INSTRUCTION: Check each line of the listing for the word "this" and give only the number of lines that have it.

PROVIDED DATA:
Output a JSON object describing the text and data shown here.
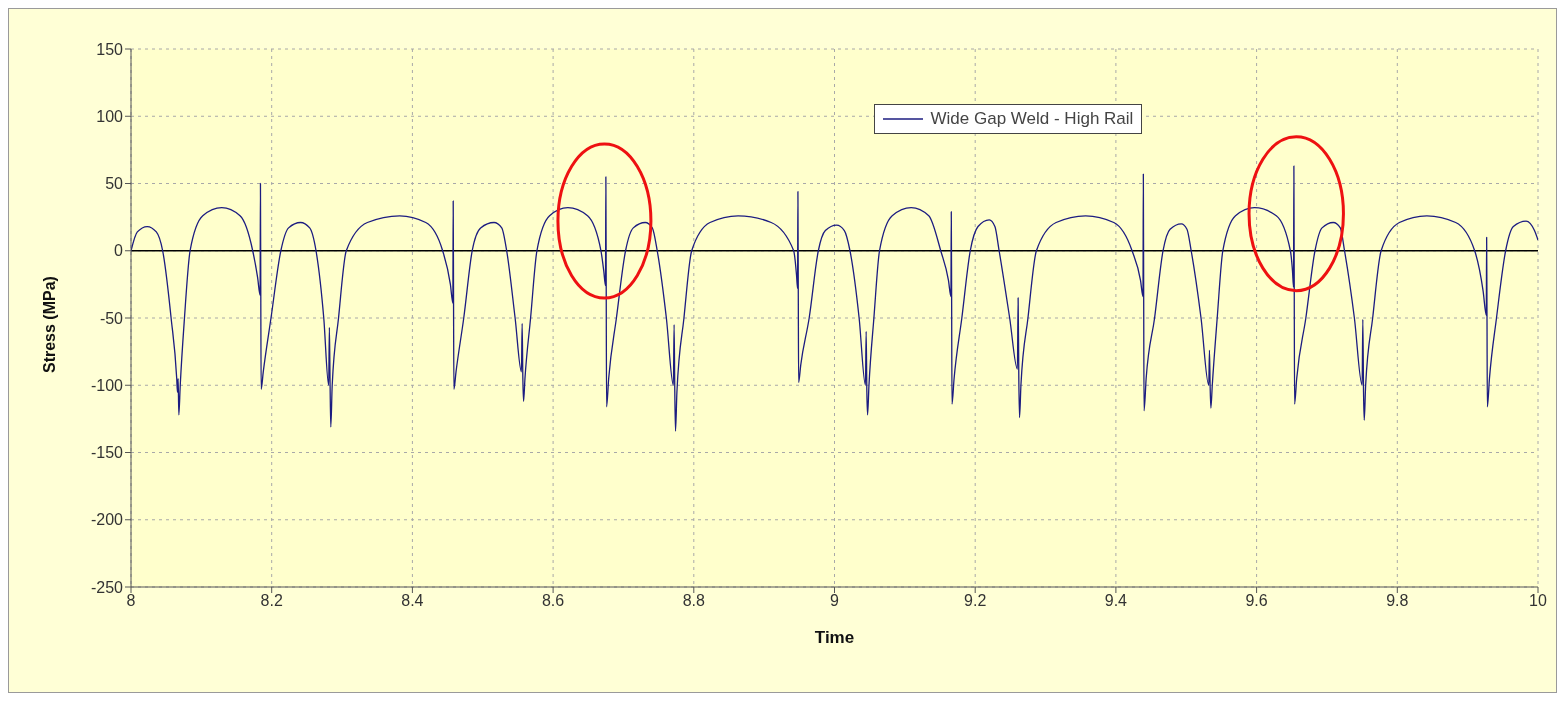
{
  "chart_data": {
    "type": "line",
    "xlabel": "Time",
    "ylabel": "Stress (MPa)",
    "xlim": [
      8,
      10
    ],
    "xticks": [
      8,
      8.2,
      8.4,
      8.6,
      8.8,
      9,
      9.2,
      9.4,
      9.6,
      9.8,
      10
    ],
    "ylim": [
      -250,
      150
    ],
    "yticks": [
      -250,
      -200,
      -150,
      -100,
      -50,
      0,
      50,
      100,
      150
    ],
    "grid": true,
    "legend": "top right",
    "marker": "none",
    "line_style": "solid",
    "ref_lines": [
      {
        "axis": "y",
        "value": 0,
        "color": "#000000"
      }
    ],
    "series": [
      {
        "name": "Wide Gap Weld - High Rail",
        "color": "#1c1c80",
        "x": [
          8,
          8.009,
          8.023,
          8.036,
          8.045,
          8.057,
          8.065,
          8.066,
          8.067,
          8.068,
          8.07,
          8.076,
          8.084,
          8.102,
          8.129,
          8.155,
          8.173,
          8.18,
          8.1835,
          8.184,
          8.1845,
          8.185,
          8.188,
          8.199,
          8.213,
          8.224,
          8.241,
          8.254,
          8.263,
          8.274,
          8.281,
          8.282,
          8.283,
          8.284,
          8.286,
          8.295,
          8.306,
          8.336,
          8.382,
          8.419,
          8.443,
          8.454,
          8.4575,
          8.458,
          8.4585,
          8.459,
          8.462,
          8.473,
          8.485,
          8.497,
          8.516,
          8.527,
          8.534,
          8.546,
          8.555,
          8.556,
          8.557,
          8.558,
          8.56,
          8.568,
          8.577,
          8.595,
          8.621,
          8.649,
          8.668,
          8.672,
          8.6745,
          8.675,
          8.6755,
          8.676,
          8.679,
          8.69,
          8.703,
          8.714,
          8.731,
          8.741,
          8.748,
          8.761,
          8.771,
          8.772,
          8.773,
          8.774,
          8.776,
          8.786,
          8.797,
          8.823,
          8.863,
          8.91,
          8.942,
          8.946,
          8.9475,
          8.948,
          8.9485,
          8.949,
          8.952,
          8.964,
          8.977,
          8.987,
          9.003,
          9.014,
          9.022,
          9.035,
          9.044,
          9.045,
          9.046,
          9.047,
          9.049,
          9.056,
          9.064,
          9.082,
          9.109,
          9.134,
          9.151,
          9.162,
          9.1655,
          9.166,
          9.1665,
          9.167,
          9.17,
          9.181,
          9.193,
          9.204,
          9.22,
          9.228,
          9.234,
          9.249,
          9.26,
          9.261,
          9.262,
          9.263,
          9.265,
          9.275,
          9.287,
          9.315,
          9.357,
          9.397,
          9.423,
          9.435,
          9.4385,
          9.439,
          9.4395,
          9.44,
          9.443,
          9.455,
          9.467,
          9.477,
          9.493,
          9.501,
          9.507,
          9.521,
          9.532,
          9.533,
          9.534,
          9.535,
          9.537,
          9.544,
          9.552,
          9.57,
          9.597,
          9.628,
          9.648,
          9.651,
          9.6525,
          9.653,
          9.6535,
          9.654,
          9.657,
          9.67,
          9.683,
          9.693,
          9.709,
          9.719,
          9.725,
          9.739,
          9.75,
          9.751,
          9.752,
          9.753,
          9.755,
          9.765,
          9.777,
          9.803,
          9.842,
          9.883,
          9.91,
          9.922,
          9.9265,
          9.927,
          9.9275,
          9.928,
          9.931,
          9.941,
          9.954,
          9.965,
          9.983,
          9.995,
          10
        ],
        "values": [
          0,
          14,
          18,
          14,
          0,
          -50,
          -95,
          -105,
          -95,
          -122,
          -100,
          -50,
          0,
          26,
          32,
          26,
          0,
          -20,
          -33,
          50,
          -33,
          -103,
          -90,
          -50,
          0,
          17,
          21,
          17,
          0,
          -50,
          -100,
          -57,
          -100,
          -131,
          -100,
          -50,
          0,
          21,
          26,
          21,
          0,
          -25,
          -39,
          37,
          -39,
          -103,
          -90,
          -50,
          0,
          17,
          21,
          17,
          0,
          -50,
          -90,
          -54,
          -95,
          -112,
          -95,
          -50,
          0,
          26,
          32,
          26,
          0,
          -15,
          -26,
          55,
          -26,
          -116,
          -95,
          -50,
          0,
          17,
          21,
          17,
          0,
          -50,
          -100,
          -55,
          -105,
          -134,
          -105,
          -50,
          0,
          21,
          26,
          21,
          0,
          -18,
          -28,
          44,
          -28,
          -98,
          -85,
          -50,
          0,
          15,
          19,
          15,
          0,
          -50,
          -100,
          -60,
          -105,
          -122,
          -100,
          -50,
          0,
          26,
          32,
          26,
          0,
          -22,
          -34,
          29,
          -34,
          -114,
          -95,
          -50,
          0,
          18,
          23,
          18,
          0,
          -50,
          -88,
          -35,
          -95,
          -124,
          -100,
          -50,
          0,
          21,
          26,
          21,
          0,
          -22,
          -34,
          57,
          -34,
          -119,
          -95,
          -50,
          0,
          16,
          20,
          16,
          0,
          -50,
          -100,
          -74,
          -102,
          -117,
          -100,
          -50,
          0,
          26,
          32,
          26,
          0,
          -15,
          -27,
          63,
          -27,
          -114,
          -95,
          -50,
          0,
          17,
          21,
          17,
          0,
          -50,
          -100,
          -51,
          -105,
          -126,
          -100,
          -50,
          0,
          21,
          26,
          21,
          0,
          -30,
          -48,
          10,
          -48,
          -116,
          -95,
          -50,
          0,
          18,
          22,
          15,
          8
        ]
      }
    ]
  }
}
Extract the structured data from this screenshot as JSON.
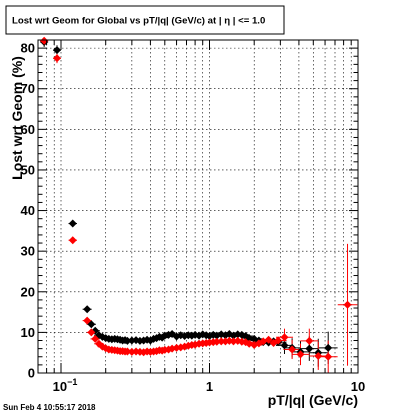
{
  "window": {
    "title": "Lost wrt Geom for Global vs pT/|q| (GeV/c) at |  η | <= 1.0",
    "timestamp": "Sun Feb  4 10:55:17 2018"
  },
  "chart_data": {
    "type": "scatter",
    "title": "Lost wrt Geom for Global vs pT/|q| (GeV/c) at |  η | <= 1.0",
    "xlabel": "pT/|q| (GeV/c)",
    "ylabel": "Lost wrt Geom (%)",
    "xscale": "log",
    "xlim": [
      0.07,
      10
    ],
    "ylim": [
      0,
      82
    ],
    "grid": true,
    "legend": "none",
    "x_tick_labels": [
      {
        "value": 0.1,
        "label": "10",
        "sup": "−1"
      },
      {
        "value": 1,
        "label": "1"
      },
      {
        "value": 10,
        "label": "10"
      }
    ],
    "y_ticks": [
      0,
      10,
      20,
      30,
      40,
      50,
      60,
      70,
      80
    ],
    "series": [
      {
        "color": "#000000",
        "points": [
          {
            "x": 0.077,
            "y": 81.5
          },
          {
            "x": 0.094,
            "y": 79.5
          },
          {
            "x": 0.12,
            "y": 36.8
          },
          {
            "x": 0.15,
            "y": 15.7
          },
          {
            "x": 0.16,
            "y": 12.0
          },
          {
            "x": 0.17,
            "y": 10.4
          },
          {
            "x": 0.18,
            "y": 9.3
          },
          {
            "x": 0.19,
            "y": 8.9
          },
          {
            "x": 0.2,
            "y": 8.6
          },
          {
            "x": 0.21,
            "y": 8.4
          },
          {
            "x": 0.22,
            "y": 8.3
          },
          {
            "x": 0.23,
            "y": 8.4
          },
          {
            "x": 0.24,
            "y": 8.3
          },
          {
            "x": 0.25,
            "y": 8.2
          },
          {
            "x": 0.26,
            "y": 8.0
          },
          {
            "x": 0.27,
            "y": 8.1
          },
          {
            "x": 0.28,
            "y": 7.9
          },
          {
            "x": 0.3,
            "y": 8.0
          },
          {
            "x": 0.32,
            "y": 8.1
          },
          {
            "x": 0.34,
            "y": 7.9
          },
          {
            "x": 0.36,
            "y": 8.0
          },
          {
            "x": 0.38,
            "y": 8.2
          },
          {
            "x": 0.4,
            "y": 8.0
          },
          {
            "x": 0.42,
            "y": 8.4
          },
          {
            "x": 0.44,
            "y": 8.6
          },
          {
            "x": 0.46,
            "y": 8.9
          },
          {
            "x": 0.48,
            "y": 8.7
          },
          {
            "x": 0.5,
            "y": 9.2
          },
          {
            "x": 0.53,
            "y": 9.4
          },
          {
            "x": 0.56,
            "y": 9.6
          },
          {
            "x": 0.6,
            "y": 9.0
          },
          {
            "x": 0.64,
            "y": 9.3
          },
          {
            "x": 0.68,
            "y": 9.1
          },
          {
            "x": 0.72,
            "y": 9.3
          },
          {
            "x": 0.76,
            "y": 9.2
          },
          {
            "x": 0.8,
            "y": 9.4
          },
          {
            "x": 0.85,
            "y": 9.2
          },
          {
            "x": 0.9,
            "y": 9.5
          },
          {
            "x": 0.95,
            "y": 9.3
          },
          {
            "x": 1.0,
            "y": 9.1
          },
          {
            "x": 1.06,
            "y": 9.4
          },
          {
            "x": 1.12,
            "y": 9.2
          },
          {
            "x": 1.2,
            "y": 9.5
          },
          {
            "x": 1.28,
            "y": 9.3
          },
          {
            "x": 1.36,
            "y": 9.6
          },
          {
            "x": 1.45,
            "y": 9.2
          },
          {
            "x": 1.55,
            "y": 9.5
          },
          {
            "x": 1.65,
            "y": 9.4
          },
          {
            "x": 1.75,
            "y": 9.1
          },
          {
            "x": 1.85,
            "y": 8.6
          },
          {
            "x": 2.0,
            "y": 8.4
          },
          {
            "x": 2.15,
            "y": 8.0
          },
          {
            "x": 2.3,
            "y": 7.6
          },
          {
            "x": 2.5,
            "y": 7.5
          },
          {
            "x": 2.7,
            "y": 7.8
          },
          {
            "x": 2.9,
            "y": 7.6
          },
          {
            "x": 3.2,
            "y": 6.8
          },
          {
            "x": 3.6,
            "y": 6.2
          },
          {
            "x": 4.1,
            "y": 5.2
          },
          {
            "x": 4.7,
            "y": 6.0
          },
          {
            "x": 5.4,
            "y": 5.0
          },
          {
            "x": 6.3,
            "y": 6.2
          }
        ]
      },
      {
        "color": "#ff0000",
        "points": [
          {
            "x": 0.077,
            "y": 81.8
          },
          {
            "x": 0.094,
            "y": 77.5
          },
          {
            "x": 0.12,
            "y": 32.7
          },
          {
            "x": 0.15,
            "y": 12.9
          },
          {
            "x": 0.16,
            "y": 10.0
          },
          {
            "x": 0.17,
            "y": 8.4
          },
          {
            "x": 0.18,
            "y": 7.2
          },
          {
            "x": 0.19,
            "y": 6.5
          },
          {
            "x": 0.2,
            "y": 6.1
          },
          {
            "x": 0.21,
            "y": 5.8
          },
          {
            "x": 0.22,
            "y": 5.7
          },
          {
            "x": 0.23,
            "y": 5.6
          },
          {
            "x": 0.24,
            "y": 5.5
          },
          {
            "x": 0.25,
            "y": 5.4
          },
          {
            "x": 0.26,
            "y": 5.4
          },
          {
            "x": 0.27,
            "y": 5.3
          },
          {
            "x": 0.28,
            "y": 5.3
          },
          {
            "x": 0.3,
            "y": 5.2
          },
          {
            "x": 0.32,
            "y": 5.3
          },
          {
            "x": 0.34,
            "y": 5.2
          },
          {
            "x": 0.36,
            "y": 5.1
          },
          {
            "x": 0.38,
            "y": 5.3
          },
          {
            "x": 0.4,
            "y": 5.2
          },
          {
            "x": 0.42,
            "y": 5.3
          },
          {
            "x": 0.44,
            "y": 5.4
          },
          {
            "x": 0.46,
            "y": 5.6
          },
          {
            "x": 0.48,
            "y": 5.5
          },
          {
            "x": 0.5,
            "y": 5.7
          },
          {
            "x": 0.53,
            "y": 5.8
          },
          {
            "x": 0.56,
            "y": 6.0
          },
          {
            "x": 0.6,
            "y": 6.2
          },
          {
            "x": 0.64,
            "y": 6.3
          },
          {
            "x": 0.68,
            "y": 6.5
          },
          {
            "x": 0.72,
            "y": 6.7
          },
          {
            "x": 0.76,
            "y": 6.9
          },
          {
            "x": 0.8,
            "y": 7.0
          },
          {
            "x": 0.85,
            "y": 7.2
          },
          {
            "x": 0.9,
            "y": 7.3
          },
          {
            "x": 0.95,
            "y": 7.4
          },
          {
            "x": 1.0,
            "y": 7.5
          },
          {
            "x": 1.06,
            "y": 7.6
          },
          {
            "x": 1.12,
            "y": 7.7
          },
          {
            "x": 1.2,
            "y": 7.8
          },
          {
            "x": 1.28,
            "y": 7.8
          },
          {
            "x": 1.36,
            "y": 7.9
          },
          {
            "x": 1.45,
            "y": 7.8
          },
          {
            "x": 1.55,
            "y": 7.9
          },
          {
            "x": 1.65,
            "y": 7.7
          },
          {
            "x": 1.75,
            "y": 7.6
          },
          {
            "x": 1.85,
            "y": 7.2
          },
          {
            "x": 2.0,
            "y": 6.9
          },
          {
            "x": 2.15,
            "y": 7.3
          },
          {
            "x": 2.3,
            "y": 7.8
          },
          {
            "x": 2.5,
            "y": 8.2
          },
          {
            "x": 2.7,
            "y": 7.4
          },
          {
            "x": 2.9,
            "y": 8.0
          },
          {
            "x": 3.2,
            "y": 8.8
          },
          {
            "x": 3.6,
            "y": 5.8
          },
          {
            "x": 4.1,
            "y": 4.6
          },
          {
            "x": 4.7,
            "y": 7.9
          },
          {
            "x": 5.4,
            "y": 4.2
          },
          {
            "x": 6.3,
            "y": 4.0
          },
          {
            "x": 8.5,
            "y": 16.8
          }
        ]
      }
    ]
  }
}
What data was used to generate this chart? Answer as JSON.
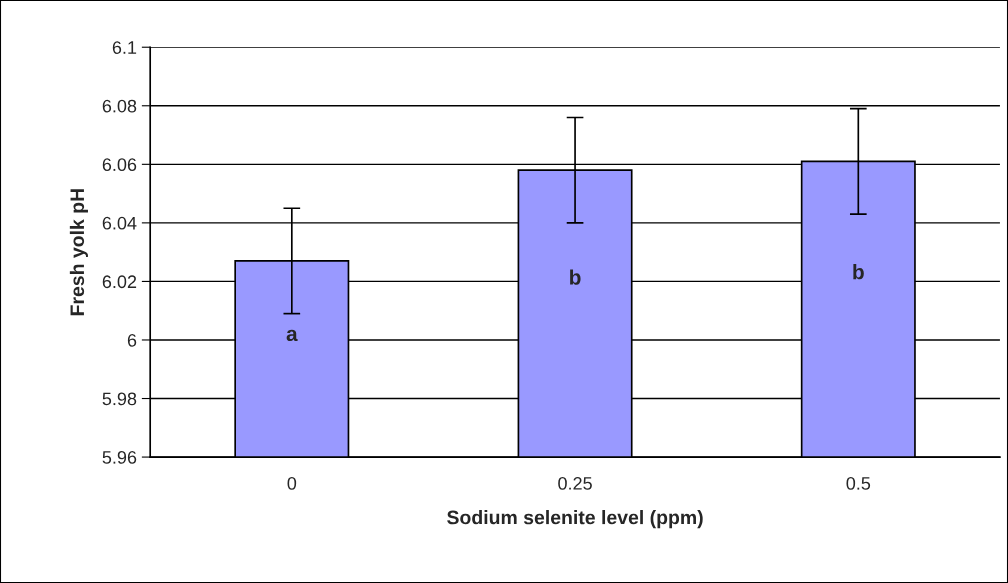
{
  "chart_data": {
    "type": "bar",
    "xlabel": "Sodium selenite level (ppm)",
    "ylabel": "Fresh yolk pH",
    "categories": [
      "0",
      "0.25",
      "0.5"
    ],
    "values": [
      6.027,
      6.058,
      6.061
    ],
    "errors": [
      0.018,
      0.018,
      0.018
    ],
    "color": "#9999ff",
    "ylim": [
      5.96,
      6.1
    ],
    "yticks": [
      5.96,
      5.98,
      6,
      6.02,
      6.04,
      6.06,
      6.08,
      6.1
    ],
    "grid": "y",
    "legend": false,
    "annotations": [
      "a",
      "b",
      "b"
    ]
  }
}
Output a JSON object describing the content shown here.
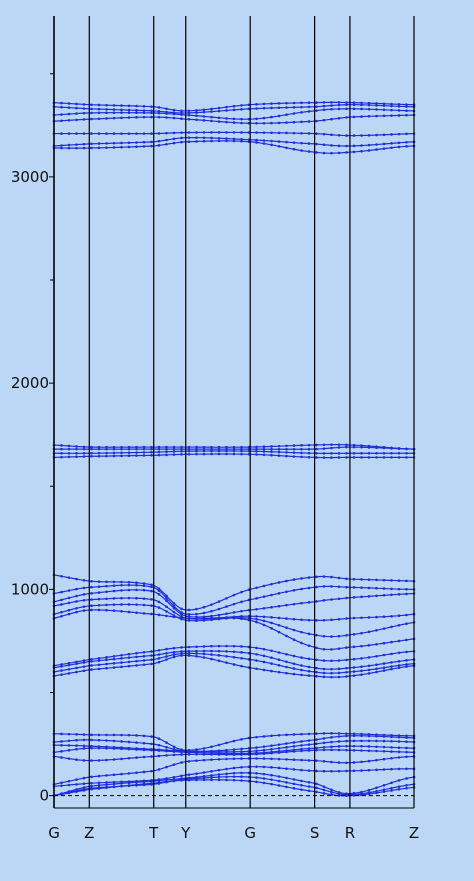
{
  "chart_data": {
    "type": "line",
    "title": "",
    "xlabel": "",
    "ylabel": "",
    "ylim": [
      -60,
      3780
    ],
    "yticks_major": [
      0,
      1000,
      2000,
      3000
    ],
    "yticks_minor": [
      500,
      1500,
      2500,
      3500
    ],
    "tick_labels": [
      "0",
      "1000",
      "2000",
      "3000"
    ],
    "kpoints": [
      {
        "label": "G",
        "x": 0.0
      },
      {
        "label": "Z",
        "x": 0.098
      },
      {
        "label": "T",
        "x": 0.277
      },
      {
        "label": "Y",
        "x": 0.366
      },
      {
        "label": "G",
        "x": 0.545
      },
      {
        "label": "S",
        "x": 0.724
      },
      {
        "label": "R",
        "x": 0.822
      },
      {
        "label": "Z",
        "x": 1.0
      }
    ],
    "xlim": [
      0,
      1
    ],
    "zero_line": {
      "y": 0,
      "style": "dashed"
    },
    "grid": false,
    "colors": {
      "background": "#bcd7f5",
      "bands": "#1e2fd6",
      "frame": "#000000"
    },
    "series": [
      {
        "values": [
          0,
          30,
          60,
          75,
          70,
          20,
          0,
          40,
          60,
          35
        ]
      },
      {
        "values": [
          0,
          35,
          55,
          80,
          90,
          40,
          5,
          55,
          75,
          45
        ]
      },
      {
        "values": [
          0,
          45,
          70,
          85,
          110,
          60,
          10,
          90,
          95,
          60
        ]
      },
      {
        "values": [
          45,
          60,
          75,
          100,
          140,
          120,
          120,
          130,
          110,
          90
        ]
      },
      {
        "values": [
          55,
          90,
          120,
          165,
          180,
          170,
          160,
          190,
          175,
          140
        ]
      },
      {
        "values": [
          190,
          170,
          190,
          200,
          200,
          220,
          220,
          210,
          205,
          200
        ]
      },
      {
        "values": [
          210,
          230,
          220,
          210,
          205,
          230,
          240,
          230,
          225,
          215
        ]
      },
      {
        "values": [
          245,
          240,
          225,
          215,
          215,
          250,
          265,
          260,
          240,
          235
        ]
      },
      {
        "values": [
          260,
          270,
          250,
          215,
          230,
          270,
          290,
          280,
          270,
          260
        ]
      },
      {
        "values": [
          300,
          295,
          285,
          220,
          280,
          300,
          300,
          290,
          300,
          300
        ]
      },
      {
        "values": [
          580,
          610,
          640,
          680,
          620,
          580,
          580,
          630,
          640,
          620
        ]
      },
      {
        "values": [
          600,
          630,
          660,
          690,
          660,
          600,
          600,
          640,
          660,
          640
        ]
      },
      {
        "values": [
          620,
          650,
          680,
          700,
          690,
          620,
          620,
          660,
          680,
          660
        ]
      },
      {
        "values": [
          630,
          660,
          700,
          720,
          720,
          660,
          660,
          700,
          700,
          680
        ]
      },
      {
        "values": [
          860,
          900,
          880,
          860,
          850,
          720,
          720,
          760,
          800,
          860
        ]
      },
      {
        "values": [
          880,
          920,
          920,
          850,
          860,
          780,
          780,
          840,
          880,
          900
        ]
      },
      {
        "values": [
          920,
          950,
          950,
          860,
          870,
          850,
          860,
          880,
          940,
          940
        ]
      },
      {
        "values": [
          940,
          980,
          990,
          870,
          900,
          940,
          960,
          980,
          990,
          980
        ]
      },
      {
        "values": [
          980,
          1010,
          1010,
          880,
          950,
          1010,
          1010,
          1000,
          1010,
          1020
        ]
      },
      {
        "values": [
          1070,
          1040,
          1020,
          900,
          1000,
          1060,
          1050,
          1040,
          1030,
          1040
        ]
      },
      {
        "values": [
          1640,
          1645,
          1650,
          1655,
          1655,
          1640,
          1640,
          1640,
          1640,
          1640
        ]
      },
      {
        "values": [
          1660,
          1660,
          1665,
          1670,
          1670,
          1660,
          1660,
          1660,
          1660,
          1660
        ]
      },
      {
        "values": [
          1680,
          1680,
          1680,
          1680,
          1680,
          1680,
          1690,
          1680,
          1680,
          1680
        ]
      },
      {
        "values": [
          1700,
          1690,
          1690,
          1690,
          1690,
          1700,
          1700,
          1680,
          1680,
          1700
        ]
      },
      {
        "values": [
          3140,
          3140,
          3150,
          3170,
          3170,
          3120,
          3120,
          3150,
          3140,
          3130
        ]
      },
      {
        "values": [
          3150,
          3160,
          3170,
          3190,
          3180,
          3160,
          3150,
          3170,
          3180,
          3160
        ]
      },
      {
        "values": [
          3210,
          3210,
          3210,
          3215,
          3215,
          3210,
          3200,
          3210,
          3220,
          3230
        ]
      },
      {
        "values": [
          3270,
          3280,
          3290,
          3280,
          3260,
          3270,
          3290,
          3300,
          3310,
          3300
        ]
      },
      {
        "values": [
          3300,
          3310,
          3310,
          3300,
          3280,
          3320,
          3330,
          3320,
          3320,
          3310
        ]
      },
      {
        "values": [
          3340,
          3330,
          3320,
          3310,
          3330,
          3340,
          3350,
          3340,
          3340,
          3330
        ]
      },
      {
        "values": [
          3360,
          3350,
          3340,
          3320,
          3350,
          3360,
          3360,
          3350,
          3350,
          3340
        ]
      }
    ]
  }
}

COMPLETED TASK: 2